**What is expected:** Pull out each line of the data that includes the word "Vullings".

**Input records:**
*****

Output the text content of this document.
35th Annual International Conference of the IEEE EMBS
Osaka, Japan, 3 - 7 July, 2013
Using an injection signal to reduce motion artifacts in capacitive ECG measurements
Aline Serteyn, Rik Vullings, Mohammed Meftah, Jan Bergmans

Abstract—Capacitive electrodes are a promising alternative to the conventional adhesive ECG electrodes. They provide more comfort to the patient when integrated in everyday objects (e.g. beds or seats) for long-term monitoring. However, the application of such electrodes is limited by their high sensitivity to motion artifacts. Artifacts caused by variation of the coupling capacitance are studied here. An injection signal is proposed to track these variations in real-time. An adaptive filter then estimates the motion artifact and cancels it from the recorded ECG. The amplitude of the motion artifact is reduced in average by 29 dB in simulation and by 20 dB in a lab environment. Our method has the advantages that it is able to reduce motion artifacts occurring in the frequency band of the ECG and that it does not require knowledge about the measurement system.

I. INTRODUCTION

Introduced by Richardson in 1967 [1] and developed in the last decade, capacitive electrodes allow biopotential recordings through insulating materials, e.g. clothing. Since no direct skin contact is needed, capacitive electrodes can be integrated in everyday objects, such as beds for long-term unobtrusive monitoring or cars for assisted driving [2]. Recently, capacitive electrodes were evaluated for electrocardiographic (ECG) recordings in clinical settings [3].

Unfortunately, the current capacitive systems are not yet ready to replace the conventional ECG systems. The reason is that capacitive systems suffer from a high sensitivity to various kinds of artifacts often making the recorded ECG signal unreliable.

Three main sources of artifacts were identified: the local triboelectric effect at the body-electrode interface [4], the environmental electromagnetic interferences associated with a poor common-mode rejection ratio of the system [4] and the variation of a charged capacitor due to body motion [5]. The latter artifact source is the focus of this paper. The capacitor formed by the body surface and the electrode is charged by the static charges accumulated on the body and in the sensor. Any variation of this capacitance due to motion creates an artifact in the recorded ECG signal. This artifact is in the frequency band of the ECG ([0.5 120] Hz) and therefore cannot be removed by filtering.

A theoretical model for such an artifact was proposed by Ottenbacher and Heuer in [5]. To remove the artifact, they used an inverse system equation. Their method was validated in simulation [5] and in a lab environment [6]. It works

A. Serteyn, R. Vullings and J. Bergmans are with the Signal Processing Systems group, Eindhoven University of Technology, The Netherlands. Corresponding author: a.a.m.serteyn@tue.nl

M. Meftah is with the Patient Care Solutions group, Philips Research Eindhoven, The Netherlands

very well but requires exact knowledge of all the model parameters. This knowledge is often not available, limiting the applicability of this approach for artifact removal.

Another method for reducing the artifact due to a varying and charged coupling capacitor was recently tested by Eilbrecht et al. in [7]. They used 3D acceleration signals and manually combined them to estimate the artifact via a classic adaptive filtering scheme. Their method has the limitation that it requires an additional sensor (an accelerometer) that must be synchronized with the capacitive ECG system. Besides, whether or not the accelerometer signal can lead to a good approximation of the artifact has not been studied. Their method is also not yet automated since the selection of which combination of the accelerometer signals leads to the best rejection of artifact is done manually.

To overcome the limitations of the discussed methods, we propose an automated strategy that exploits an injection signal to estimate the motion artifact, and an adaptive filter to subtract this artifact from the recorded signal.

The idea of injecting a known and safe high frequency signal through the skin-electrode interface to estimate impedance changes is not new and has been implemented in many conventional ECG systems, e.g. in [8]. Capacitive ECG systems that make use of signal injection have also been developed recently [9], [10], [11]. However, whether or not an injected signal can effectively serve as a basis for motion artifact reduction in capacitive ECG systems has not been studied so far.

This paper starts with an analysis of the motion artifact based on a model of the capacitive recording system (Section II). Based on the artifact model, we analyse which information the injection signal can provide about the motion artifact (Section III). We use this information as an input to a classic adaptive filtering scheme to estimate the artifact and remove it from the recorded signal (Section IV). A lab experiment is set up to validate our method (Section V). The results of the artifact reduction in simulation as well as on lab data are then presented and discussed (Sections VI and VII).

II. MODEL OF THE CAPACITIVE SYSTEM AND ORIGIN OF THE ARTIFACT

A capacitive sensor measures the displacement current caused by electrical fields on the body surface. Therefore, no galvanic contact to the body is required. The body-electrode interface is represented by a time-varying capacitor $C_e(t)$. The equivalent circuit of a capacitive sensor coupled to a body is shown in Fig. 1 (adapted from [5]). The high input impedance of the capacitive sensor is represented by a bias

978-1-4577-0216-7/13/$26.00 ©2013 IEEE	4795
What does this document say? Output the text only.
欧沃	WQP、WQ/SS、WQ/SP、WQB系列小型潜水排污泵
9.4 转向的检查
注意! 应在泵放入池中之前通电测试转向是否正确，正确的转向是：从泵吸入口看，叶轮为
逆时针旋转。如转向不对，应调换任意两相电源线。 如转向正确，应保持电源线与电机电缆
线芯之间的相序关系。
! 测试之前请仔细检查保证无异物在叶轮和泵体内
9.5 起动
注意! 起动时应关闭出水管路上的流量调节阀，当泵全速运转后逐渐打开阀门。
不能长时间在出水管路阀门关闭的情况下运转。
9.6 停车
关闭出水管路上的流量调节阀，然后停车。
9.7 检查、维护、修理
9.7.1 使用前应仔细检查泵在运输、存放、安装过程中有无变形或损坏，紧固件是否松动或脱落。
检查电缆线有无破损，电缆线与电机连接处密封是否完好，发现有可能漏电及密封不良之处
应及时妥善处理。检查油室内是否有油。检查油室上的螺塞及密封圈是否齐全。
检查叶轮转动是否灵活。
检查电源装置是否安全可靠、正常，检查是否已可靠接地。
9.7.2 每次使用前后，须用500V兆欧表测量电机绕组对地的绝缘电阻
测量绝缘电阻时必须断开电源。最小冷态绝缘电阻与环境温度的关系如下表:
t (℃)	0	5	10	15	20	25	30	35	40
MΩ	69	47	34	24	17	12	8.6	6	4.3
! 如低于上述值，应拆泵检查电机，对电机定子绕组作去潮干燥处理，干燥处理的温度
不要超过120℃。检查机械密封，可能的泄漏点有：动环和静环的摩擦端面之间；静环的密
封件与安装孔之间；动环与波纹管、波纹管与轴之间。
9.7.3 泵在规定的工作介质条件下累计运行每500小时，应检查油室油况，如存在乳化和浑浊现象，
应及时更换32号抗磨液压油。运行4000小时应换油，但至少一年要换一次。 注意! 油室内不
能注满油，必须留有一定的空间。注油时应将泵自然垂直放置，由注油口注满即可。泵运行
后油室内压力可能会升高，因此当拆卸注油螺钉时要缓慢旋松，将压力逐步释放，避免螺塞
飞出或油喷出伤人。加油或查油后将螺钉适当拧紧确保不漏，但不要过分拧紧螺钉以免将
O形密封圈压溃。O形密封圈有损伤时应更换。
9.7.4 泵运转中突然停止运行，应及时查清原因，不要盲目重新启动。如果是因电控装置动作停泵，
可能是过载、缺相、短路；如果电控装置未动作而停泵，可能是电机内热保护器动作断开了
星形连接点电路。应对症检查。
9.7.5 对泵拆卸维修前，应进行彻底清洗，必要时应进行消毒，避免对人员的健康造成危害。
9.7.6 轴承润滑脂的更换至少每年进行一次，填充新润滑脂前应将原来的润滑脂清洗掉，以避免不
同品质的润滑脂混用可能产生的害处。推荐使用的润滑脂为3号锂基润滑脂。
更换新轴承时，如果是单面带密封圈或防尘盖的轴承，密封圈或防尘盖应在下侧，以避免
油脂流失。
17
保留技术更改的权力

*****

**Output below:**
Aline Serteyn, Rik Vullings, Mohammed Meftah, Jan Bergmans
A. Serteyn, R. Vullings and J. Bergmans are with the Signal Processing Systems group, Eindhoven University of Technology, The Netherlands. Corresponding author: a.a.m.serteyn@tue.nl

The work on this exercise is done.